[Extracts from a graphics dataset]
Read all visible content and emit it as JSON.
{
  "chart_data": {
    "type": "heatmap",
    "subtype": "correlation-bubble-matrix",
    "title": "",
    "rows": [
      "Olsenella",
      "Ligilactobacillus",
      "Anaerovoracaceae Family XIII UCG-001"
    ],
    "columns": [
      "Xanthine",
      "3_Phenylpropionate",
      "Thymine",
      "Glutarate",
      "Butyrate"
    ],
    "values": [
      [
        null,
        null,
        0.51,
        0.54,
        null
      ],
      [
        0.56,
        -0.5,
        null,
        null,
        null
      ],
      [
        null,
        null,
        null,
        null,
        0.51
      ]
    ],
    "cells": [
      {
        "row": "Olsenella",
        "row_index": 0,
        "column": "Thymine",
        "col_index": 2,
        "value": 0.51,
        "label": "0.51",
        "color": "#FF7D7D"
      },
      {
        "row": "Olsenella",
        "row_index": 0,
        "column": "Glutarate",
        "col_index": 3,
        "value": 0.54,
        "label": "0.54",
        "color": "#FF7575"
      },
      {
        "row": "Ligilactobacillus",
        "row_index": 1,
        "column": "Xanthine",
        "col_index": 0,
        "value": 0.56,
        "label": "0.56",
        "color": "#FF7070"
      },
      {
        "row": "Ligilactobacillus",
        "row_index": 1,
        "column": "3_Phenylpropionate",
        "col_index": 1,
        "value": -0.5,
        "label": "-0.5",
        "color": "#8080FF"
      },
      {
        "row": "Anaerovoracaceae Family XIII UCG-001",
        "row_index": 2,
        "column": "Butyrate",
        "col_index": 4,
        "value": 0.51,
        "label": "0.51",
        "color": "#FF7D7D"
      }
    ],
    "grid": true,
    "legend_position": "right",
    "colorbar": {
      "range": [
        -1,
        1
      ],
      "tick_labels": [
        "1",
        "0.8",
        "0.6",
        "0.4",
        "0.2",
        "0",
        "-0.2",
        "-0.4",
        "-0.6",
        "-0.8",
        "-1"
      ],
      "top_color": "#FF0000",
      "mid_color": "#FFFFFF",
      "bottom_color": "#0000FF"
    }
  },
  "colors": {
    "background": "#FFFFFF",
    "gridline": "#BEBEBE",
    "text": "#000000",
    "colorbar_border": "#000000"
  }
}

* _Work required_:
Repeat the listing above without any change.

* _Result of this task_:
Read all visible content and emit it as JSON.
{
  "chart_data": {
    "type": "heatmap",
    "subtype": "correlation-bubble-matrix",
    "title": "",
    "rows": [
      "Olsenella",
      "Ligilactobacillus",
      "Anaerovoracaceae Family XIII UCG-001"
    ],
    "columns": [
      "Xanthine",
      "3_Phenylpropionate",
      "Thymine",
      "Glutarate",
      "Butyrate"
    ],
    "values": [
      [
        null,
        null,
        0.51,
        0.54,
        null
      ],
      [
        0.56,
        -0.5,
        null,
        null,
        null
      ],
      [
        null,
        null,
        null,
        null,
        0.51
      ]
    ],
    "cells": [
      {
        "row": "Olsenella",
        "row_index": 0,
        "column": "Thymine",
        "col_index": 2,
        "value": 0.51,
        "label": "0.51",
        "color": "#FF7D7D"
      },
      {
        "row": "Olsenella",
        "row_index": 0,
        "column": "Glutarate",
        "col_index": 3,
        "value": 0.54,
        "label": "0.54",
        "color": "#FF7575"
      },
      {
        "row": "Ligilactobacillus",
        "row_index": 1,
        "column": "Xanthine",
        "col_index": 0,
        "value": 0.56,
        "label": "0.56",
        "color": "#FF7070"
      },
      {
        "row": "Ligilactobacillus",
        "row_index": 1,
        "column": "3_Phenylpropionate",
        "col_index": 1,
        "value": -0.5,
        "label": "-0.5",
        "color": "#8080FF"
      },
      {
        "row": "Anaerovoracaceae Family XIII UCG-001",
        "row_index": 2,
        "column": "Butyrate",
        "col_index": 4,
        "value": 0.51,
        "label": "0.51",
        "color": "#FF7D7D"
      }
    ],
    "grid": true,
    "legend_position": "right",
    "colorbar": {
      "range": [
        -1,
        1
      ],
      "tick_labels": [
        "1",
        "0.8",
        "0.6",
        "0.4",
        "0.2",
        "0",
        "-0.2",
        "-0.4",
        "-0.6",
        "-0.8",
        "-1"
      ],
      "top_color": "#FF0000",
      "mid_color": "#FFFFFF",
      "bottom_color": "#0000FF"
    }
  },
  "colors": {
    "background": "#FFFFFF",
    "gridline": "#BEBEBE",
    "text": "#000000",
    "colorbar_border": "#000000"
  }
}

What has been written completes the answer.